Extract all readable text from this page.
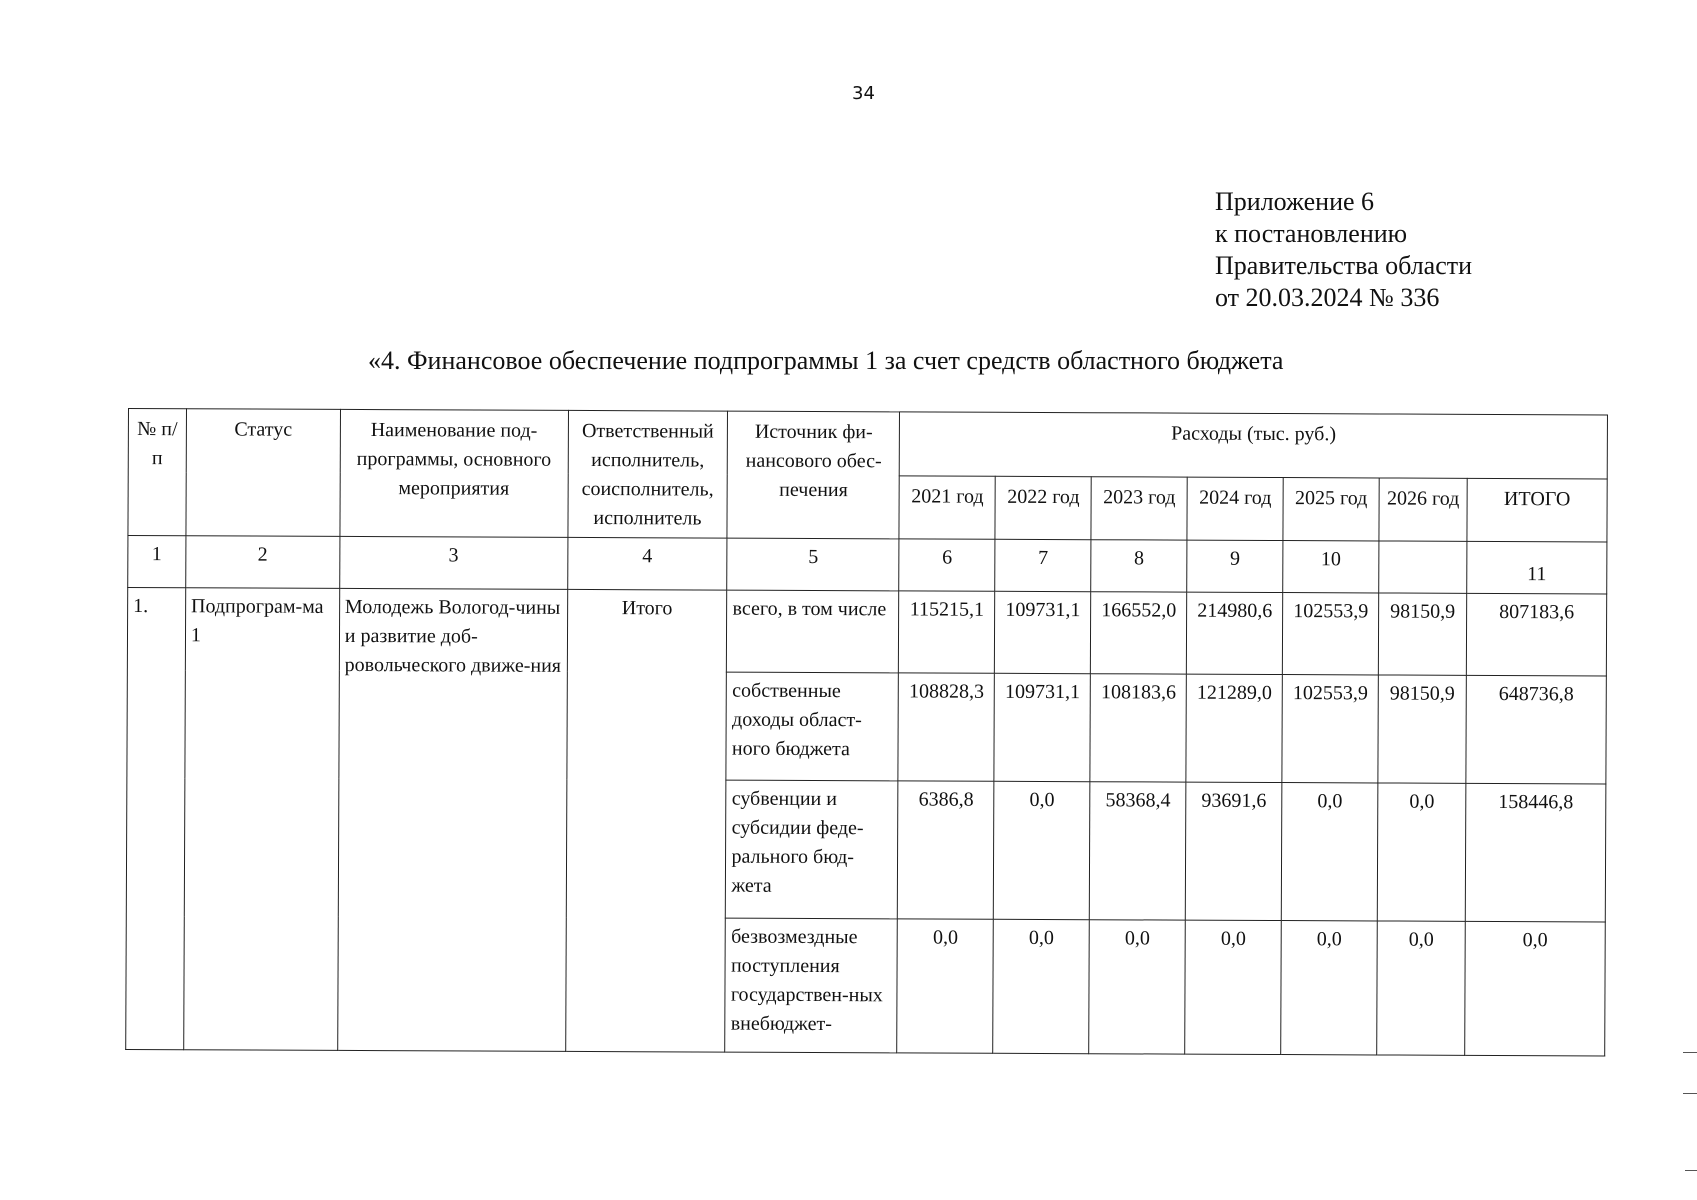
34
Приложение 6
к постановлению
Правительства области
от 20.03.2024 № 336
«4. Финансовое обеспечение подпрограммы 1 за счет средств областного бюджета
№ п/п	Статус	Наименование под-программы, основного мероприятия	Ответственный исполнитель, соисполнитель, исполнитель	Источник фи-нансового обес-печения	Расходы (тыс. руб.)						
					2021 год	2022 год	2023 год	2024 год	2025 год	2026 год	ИТОГО
1	2	3	4	5	6	7	8	9	10		11
1.	Подпрограм-ма 1	Молодежь Вологод-чины и развитие доб-ровольческого движе-ния	Итого	всего, в том числе	115215,1	109731,1	166552,0	214980,6	102553,9	98150,9	807183,6
				собственные доходы област-ного бюджета	108828,3	109731,1	108183,6	121289,0	102553,9	98150,9	648736,8
				субвенции и субсидии феде-рального бюд-жета	6386,8	0,0	58368,4	93691,6	0,0	0,0	158446,8
				безвозмездные поступления государствен-ных внебюджет-	0,0	0,0	0,0	0,0	0,0	0,0	0,0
-*-*-
Leave the pictures out and print the records above exactly as they stand.

Extract all readable text from this page.
34
Приложение 6
к постановлению
Правительства области
от 20.03.2024 № 336
«4. Финансовое обеспечение подпрограммы 1 за счет средств областного бюджета
№ п/п	Статус	Наименование под-программы, основного мероприятия	Ответственный исполнитель, соисполнитель, исполнитель	Источник фи-нансового обес-печения	Расходы (тыс. руб.)						
					2021 год	2022 год	2023 год	2024 год	2025 год	2026 год	ИТОГО
1	2	3	4	5	6	7	8	9	10		11
1.	Подпрограм-ма 1	Молодежь Вологод-чины и развитие доб-ровольческого движе-ния	Итого	всего, в том числе	115215,1	109731,1	166552,0	214980,6	102553,9	98150,9	807183,6
				собственные доходы област-ного бюджета	108828,3	109731,1	108183,6	121289,0	102553,9	98150,9	648736,8
				субвенции и субсидии феде-рального бюд-жета	6386,8	0,0	58368,4	93691,6	0,0	0,0	158446,8
				безвозмездные поступления государствен-ных внебюджет-	0,0	0,0	0,0	0,0	0,0	0,0	0,0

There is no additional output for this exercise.